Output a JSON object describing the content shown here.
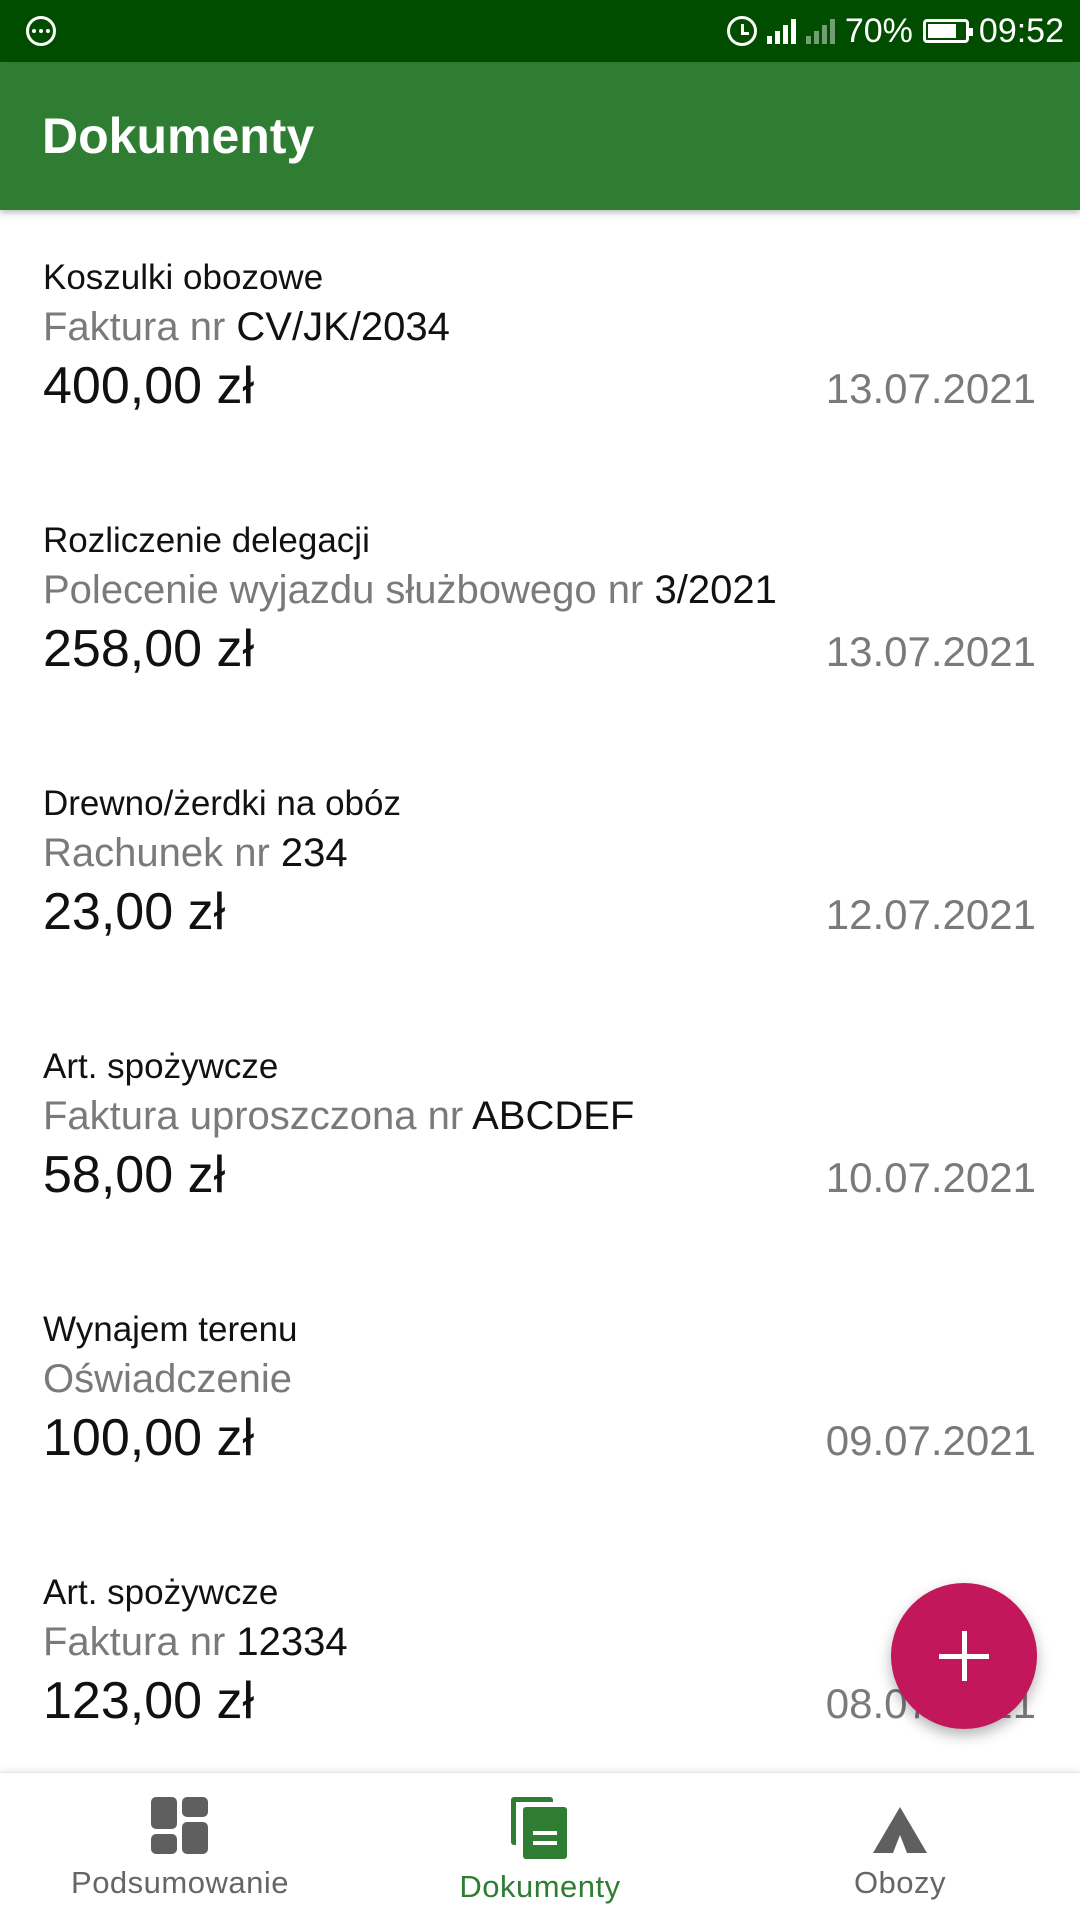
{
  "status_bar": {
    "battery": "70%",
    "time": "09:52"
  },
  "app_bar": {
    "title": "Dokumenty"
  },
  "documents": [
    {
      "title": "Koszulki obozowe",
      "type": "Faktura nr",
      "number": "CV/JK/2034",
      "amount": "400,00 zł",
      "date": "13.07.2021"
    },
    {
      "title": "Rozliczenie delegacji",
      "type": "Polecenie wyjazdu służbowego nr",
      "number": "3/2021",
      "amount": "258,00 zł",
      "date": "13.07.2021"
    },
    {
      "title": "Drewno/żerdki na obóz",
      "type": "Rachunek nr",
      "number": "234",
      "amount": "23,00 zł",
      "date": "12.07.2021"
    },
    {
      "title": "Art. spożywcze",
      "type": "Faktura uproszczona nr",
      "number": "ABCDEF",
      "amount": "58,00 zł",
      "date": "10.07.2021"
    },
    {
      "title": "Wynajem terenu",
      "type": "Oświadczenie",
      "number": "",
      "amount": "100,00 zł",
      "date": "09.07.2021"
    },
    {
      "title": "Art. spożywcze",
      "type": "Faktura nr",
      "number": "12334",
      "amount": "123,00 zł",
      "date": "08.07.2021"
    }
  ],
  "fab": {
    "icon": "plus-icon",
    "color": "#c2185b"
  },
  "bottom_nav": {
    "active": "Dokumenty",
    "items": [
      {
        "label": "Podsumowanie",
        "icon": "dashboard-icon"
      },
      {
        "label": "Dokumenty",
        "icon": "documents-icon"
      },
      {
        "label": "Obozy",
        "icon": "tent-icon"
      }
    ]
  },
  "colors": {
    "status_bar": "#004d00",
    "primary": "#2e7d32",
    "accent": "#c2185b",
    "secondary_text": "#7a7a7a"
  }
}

▶ [Directive] Copy every line of the listing containing the string "Dokumenty".

▶ [Exercise result]
    "title": "Dokumenty"
    "active": "Dokumenty",
        "label": "Dokumenty",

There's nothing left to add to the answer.